* start Listing *
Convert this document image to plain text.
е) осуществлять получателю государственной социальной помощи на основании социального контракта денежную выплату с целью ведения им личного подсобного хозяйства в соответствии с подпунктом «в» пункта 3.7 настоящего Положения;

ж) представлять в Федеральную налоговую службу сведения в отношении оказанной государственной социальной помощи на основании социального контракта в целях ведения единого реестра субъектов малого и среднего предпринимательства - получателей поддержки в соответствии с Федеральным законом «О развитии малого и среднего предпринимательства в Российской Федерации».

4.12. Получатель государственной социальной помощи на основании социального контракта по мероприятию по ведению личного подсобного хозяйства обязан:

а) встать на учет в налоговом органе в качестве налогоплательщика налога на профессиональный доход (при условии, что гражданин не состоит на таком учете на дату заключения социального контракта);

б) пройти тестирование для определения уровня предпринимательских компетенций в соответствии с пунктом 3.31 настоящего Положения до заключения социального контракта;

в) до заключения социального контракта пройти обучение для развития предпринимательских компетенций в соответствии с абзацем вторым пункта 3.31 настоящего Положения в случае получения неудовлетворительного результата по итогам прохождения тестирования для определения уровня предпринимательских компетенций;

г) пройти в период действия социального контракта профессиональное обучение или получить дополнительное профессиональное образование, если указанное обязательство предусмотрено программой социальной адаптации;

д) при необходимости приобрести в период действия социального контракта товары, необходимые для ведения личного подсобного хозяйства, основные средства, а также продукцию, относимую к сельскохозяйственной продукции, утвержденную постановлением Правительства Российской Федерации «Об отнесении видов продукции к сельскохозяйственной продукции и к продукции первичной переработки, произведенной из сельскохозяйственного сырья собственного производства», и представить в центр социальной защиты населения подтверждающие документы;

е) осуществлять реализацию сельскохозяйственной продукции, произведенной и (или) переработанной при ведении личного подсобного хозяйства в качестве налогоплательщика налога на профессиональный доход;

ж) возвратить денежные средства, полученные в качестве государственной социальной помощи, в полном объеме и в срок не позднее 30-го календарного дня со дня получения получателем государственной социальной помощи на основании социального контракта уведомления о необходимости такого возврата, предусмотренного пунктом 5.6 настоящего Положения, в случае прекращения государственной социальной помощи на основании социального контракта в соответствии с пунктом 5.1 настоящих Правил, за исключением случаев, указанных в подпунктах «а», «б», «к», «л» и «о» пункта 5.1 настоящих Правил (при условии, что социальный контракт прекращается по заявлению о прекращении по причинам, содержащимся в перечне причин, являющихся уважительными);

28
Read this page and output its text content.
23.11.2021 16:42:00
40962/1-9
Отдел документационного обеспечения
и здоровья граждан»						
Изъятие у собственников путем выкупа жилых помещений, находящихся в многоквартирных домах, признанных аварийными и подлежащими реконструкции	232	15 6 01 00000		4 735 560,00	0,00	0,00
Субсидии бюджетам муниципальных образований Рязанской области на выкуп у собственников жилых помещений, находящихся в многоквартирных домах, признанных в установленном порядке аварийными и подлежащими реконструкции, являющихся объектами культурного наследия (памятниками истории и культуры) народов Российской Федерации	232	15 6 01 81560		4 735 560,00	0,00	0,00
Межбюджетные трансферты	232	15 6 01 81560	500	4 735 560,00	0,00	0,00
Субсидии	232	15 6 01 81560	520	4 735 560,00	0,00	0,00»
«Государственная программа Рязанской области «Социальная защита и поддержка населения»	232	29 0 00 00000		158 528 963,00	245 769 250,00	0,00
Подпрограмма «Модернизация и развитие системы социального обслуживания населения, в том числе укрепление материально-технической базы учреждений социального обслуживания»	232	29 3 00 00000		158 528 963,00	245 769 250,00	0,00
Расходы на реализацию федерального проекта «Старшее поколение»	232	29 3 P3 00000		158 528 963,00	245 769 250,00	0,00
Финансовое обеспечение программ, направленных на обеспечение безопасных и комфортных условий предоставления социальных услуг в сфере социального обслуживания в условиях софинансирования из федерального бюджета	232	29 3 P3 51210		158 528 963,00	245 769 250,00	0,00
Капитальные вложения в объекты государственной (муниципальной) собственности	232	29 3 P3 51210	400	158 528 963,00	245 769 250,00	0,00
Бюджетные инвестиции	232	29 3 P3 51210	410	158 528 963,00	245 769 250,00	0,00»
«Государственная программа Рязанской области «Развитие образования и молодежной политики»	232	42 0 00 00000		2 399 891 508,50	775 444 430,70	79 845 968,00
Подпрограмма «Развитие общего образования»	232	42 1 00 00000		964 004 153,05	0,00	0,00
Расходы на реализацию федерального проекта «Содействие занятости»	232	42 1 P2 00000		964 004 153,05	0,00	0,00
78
* end Listing *
▶ _Task to complete_:
Copy out each line above, character for character.

▶ _Response to this task_:
Convert this document image to plain text.
е) осуществлять получателю государственной социальной помощи на основании социального контракта денежную выплату с целью ведения им личного подсобного хозяйства в соответствии с подпунктом «в» пункта 3.7 настоящего Положения;

ж) представлять в Федеральную налоговую службу сведения в отношении оказанной государственной социальной помощи на основании социального контракта в целях ведения единого реестра субъектов малого и среднего предпринимательства - получателей поддержки в соответствии с Федеральным законом «О развитии малого и среднего предпринимательства в Российской Федерации».

4.12. Получатель государственной социальной помощи на основании социального контракта по мероприятию по ведению личного подсобного хозяйства обязан:

а) встать на учет в налоговом органе в качестве налогоплательщика налога на профессиональный доход (при условии, что гражданин не состоит на таком учете на дату заключения социального контракта);

б) пройти тестирование для определения уровня предпринимательских компетенций в соответствии с пунктом 3.31 настоящего Положения до заключения социального контракта;

в) до заключения социального контракта пройти обучение для развития предпринимательских компетенций в соответствии с абзацем вторым пункта 3.31 настоящего Положения в случае получения неудовлетворительного результата по итогам прохождения тестирования для определения уровня предпринимательских компетенций;

г) пройти в период действия социального контракта профессиональное обучение или получить дополнительное профессиональное образование, если указанное обязательство предусмотрено программой социальной адаптации;

д) при необходимости приобрести в период действия социального контракта товары, необходимые для ведения личного подсобного хозяйства, основные средства, а также продукцию, относимую к сельскохозяйственной продукции, утвержденную постановлением Правительства Российской Федерации «Об отнесении видов продукции к сельскохозяйственной продукции и к продукции первичной переработки, произведенной из сельскохозяйственного сырья собственного производства», и представить в центр социальной защиты населения подтверждающие документы;

е) осуществлять реализацию сельскохозяйственной продукции, произведенной и (или) переработанной при ведении личного подсобного хозяйства в качестве налогоплательщика налога на профессиональный доход;

ж) возвратить денежные средства, полученные в качестве государственной социальной помощи, в полном объеме и в срок не позднее 30-го календарного дня со дня получения получателем государственной социальной помощи на основании социального контракта уведомления о необходимости такого возврата, предусмотренного пунктом 5.6 настоящего Положения, в случае прекращения государственной социальной помощи на основании социального контракта в соответствии с пунктом 5.1 настоящих Правил, за исключением случаев, указанных в подпунктах «а», «б», «к», «л» и «о» пункта 5.1 настоящих Правил (при условии, что социальный контракт прекращается по заявлению о прекращении по причинам, содержащимся в перечне причин, являющихся уважительными);

28
Read this page and output its text content.
23.11.2021 16:42:00
40962/1-9
Отдел документационного обеспечения
и здоровья граждан»						
Изъятие у собственников путем выкупа жилых помещений, находящихся в многоквартирных домах, признанных аварийными и подлежащими реконструкции	232	15 6 01 00000		4 735 560,00	0,00	0,00
Субсидии бюджетам муниципальных образований Рязанской области на выкуп у собственников жилых помещений, находящихся в многоквартирных домах, признанных в установленном порядке аварийными и подлежащими реконструкции, являющихся объектами культурного наследия (памятниками истории и культуры) народов Российской Федерации	232	15 6 01 81560		4 735 560,00	0,00	0,00
Межбюджетные трансферты	232	15 6 01 81560	500	4 735 560,00	0,00	0,00
Субсидии	232	15 6 01 81560	520	4 735 560,00	0,00	0,00»
«Государственная программа Рязанской области «Социальная защита и поддержка населения»	232	29 0 00 00000		158 528 963,00	245 769 250,00	0,00
Подпрограмма «Модернизация и развитие системы социального обслуживания населения, в том числе укрепление материально-технической базы учреждений социального обслуживания»	232	29 3 00 00000		158 528 963,00	245 769 250,00	0,00
Расходы на реализацию федерального проекта «Старшее поколение»	232	29 3 P3 00000		158 528 963,00	245 769 250,00	0,00
Финансовое обеспечение программ, направленных на обеспечение безопасных и комфортных условий предоставления социальных услуг в сфере социального обслуживания в условиях софинансирования из федерального бюджета	232	29 3 P3 51210		158 528 963,00	245 769 250,00	0,00
Капитальные вложения в объекты государственной (муниципальной) собственности	232	29 3 P3 51210	400	158 528 963,00	245 769 250,00	0,00
Бюджетные инвестиции	232	29 3 P3 51210	410	158 528 963,00	245 769 250,00	0,00»
«Государственная программа Рязанской области «Развитие образования и молодежной политики»	232	42 0 00 00000		2 399 891 508,50	775 444 430,70	79 845 968,00
Подпрограмма «Развитие общего образования»	232	42 1 00 00000		964 004 153,05	0,00	0,00
Расходы на реализацию федерального проекта «Содействие занятости»	232	42 1 P2 00000		964 004 153,05	0,00	0,00
78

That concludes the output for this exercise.